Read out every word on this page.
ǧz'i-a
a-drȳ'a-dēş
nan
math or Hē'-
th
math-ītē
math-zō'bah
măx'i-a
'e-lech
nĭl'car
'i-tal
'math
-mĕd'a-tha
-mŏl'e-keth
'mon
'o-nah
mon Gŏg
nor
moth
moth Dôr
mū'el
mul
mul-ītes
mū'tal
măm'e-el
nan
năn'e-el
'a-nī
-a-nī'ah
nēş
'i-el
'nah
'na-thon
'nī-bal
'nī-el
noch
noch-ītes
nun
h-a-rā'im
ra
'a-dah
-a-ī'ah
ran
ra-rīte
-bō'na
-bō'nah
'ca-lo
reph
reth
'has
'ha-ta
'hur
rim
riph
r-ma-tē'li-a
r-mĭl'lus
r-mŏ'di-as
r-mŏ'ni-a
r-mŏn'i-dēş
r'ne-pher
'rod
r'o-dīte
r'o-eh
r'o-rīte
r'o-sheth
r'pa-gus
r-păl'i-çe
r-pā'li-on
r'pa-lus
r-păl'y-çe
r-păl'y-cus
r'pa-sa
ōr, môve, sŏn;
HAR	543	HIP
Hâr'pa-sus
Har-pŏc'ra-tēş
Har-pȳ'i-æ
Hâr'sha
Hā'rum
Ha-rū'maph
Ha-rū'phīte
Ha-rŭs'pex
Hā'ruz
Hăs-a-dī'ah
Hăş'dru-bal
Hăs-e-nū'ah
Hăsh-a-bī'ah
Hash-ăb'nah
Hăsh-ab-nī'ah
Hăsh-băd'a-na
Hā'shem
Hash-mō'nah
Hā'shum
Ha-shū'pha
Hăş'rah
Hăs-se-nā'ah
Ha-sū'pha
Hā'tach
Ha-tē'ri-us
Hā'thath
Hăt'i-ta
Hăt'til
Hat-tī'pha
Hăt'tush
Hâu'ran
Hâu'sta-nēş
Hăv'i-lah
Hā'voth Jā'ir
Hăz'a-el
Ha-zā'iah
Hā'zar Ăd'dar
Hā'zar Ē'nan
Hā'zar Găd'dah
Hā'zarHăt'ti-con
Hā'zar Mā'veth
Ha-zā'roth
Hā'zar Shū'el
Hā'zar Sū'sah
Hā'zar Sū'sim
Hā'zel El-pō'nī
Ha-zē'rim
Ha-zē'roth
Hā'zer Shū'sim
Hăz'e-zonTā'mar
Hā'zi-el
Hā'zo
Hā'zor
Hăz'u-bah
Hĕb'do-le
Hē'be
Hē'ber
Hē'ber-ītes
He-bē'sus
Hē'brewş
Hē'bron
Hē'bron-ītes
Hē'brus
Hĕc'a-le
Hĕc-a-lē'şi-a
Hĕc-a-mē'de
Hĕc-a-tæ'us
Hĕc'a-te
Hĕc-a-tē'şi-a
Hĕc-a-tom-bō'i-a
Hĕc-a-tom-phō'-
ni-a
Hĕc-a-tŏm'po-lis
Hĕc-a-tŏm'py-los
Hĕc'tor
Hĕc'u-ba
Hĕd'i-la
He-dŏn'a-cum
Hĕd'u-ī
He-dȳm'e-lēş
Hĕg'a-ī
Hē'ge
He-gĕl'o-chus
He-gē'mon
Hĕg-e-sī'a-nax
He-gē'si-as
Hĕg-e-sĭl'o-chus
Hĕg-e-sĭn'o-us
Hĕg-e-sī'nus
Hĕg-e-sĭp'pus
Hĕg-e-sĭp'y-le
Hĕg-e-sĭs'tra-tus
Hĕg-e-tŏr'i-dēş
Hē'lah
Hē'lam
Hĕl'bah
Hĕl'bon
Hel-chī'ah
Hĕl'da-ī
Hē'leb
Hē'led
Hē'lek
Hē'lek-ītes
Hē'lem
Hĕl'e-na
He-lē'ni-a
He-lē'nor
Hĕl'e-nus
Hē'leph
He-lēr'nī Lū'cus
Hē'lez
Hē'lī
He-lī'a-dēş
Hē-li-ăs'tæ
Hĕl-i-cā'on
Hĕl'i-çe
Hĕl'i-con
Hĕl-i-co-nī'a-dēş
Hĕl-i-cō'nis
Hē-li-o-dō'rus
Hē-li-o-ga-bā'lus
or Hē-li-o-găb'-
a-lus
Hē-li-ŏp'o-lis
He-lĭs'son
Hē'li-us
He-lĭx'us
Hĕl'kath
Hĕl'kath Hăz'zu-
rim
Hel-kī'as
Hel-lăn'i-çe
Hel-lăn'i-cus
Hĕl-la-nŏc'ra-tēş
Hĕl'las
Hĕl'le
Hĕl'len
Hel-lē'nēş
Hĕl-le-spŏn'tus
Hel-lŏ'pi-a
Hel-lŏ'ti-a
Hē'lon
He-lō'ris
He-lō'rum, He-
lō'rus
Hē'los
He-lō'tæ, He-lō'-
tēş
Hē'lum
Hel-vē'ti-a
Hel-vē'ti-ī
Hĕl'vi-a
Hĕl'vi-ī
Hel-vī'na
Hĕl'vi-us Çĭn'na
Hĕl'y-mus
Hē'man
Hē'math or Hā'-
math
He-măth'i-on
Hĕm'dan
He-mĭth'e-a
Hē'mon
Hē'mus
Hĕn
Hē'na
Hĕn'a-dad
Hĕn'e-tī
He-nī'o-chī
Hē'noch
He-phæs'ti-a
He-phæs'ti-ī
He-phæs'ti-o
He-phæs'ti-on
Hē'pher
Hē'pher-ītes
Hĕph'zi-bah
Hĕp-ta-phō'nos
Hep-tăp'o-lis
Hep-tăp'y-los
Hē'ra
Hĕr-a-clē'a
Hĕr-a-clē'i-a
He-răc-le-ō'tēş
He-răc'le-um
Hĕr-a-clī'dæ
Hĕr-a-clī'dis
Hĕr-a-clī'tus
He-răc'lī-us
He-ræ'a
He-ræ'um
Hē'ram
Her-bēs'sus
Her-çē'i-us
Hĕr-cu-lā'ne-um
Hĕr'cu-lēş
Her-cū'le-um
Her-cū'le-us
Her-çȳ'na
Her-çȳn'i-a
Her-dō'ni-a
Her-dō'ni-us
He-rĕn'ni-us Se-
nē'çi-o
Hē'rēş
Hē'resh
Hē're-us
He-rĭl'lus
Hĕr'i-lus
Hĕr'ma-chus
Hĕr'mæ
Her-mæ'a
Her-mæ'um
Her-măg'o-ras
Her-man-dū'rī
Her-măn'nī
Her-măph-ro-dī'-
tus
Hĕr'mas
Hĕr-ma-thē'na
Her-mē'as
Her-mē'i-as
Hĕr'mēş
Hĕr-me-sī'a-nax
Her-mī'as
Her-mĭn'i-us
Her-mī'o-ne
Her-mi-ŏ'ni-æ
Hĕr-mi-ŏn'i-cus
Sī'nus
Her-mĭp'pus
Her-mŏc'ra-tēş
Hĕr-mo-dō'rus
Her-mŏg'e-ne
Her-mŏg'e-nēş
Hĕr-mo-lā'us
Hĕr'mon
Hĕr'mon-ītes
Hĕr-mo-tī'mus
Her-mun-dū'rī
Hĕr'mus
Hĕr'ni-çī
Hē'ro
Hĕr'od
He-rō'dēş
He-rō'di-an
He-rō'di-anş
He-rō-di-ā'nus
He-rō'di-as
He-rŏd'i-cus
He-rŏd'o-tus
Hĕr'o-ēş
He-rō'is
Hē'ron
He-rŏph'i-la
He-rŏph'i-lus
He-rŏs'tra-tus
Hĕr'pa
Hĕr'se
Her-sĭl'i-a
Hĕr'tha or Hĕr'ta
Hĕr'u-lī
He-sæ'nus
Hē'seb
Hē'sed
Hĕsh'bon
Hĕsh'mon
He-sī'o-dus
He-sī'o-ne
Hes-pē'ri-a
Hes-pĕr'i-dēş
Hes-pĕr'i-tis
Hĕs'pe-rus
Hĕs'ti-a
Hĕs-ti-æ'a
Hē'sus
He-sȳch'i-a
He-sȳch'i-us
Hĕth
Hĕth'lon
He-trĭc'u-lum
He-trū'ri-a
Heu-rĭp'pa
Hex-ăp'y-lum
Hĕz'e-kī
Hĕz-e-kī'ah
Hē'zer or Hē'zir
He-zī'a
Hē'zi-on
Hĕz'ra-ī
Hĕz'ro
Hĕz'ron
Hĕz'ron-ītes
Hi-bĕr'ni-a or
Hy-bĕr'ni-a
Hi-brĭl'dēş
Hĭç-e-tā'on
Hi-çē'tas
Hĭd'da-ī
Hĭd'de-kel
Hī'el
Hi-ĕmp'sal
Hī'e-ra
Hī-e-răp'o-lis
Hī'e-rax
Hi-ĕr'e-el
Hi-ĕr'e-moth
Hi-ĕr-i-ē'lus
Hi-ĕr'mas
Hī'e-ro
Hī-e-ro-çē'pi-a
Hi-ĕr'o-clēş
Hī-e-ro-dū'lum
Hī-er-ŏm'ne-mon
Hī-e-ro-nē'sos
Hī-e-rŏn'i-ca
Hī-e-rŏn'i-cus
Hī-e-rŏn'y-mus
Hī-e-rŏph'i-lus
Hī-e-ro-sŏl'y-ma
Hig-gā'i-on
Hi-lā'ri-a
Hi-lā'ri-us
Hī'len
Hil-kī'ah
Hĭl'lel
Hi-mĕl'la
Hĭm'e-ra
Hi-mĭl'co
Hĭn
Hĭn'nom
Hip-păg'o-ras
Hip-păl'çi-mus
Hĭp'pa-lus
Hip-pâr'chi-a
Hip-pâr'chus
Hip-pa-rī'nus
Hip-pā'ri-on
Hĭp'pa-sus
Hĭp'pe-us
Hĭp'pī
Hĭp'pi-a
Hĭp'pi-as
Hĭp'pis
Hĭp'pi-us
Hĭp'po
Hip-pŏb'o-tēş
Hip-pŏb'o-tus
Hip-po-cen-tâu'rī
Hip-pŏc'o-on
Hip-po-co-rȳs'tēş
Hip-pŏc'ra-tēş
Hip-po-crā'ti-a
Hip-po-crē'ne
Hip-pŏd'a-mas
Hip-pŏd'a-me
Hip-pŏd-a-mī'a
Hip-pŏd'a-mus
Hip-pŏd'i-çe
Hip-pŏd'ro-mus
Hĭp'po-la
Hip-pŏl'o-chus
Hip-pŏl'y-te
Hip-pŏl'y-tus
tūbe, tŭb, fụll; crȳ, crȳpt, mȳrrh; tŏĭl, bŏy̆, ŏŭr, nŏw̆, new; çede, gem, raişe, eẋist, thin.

--*--

Extract every line containing the string "rŏph" from the material.

He-rŏph'i-la
He-rŏph'i-lus
Hī-e-rŏph'i-lus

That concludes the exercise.